**Written task**
From the entries below, gather each line containing the word "JSON".

**Records to use**

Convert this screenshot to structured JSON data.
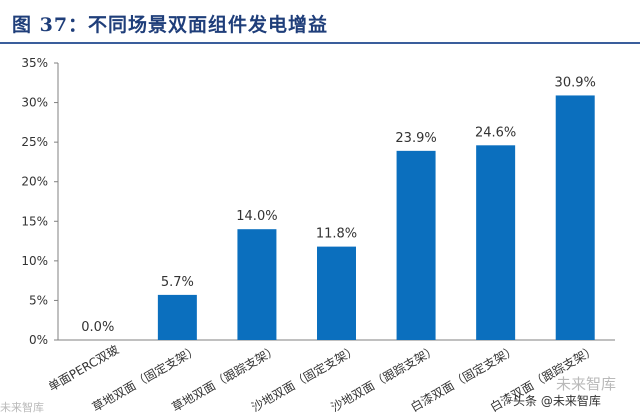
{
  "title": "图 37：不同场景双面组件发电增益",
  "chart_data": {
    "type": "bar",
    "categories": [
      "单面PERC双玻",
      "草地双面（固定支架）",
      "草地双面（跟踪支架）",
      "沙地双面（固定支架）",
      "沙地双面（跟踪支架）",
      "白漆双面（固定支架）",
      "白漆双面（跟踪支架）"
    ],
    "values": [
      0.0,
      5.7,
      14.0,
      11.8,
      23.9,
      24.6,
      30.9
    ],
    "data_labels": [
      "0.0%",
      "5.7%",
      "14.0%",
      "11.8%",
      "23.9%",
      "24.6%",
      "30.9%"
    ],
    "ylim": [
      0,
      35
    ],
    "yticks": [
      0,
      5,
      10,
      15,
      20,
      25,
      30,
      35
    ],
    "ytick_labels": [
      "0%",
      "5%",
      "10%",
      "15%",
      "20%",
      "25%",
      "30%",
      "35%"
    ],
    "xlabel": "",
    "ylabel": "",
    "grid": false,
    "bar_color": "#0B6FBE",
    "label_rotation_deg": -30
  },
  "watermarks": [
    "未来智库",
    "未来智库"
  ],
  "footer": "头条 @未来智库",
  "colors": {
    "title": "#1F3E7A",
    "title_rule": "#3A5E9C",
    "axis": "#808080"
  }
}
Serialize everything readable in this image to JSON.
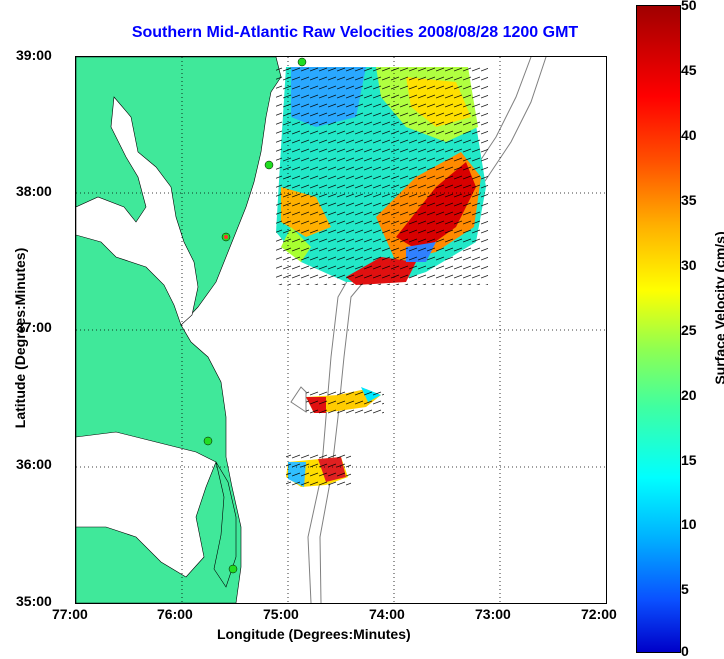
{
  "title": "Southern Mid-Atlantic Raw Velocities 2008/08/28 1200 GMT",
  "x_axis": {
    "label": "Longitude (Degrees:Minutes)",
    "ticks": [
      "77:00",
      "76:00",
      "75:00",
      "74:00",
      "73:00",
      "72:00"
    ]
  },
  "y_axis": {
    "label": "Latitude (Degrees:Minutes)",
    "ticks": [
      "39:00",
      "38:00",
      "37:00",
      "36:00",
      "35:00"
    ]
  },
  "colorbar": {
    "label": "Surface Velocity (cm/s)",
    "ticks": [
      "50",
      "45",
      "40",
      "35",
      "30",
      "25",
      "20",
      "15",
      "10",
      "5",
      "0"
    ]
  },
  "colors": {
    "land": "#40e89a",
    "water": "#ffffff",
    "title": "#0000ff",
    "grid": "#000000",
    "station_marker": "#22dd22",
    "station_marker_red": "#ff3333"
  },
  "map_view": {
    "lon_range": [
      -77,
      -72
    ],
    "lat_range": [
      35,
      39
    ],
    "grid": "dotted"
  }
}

**Answer for this exercise**
Convert this screenshot to structured JSON data.
Serialize everything readable in this image to JSON.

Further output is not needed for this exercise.